- **Work to do**: Copy every line from the material below that holds "勿施于人".

== Material to process ==

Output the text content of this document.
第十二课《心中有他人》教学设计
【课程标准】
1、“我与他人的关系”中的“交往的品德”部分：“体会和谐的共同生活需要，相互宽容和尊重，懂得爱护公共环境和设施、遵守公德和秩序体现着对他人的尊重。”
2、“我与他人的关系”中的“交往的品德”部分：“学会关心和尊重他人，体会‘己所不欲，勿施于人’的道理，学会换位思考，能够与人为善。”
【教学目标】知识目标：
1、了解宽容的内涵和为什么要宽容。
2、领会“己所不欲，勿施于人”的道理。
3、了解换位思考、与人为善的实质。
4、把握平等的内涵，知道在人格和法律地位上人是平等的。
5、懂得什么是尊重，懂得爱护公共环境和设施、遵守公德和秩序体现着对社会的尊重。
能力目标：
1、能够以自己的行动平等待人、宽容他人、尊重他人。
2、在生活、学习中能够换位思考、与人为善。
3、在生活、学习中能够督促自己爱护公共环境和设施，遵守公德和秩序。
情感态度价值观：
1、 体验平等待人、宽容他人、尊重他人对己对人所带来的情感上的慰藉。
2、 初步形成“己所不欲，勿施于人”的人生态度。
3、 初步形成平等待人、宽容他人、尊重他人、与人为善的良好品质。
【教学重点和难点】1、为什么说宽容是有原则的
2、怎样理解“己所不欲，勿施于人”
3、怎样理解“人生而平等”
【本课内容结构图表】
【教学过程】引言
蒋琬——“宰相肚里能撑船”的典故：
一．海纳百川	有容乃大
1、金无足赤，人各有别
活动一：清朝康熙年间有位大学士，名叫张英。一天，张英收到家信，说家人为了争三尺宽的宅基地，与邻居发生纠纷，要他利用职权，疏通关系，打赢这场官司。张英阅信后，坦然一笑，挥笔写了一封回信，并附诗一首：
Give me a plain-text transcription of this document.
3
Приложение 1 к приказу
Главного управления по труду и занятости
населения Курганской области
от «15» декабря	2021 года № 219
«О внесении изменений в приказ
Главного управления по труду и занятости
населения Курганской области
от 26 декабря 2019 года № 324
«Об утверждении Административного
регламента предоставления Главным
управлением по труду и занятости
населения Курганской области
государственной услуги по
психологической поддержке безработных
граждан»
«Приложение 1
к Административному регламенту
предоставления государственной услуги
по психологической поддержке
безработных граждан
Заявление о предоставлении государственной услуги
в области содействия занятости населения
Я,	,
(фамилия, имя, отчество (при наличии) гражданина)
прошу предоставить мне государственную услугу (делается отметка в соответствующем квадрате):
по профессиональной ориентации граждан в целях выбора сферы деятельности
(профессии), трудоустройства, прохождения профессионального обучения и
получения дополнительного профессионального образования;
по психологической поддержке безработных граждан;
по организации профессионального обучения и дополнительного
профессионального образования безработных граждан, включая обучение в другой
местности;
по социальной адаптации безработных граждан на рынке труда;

===

- **Response to the task**:
2、“我与他人的关系”中的“交往的品德”部分：“学会关心和尊重他人，体会‘己所不欲，勿施于人’的道理，学会换位思考，能够与人为善。”
2、领会“己所不欲，勿施于人”的道理。
2、 初步形成“己所不欲，勿施于人”的人生态度。
2、怎样理解“己所不欲，勿施于人”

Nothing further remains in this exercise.